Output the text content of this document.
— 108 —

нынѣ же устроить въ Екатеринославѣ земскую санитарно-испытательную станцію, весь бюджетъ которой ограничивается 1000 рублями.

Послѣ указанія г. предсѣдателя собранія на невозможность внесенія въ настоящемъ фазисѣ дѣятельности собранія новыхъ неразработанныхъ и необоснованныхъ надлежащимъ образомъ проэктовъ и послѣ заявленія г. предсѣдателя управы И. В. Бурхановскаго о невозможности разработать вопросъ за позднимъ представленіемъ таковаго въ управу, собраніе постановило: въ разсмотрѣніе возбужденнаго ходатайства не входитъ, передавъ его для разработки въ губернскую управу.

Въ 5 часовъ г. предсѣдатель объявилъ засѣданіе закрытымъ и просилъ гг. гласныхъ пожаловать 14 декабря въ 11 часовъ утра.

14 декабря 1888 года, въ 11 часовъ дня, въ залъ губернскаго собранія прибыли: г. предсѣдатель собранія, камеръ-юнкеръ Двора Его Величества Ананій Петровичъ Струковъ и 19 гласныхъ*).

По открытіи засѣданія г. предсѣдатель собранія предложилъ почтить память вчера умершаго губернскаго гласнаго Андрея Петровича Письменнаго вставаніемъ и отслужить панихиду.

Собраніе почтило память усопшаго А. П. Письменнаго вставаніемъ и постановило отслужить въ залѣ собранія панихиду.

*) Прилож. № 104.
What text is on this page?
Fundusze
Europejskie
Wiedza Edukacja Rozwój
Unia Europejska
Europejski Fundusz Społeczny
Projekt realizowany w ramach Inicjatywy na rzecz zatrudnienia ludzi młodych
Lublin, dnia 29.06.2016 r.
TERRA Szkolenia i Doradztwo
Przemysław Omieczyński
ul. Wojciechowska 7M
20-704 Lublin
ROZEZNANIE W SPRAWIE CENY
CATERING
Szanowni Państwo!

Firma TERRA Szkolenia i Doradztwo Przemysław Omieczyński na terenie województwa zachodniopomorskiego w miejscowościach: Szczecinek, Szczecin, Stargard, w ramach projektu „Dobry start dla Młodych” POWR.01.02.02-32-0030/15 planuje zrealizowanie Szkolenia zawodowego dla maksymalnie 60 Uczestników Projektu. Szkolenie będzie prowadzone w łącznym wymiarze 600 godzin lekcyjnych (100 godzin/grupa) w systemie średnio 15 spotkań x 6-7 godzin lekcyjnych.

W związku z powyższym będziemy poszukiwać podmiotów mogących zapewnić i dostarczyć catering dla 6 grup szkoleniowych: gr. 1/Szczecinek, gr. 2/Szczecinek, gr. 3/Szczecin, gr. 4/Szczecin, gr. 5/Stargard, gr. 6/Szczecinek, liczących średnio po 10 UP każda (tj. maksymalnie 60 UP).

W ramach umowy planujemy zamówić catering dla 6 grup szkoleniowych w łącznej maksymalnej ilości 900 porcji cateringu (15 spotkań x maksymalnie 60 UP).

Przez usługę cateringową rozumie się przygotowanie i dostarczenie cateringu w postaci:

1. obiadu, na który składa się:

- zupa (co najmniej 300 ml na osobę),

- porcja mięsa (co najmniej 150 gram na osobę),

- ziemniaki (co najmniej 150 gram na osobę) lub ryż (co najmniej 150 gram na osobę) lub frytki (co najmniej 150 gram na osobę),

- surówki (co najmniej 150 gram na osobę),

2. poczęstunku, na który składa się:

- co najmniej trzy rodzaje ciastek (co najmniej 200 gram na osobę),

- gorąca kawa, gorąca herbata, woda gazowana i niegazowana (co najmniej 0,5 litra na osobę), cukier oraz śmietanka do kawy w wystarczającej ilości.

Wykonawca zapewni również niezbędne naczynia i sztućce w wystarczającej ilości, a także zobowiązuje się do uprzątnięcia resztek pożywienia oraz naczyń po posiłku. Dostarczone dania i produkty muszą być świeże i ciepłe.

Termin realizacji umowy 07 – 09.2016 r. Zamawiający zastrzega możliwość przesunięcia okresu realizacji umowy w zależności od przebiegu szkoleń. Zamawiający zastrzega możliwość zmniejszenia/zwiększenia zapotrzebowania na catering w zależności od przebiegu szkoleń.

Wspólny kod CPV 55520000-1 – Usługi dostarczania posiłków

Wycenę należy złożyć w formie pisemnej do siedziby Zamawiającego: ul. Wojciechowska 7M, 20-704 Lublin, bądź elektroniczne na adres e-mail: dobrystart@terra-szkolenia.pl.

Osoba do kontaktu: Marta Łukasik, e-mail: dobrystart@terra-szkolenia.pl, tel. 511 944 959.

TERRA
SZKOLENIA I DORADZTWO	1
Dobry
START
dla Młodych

+++

:: Description of the task ::
Using the listing above, pick out each line that contains the word "вставаніемъ", then copy it.

:: Exercise response ::
По открытіи засѣданія г. предсѣдатель собранія предложилъ почтить память вчера умершаго губернскаго гласнаго Андрея Петровича Письменнаго вставаніемъ и отслужить панихиду.
Собраніе почтило память усопшаго А. П. Письменнаго вставаніемъ и постановило отслужить въ залѣ собранія панихиду.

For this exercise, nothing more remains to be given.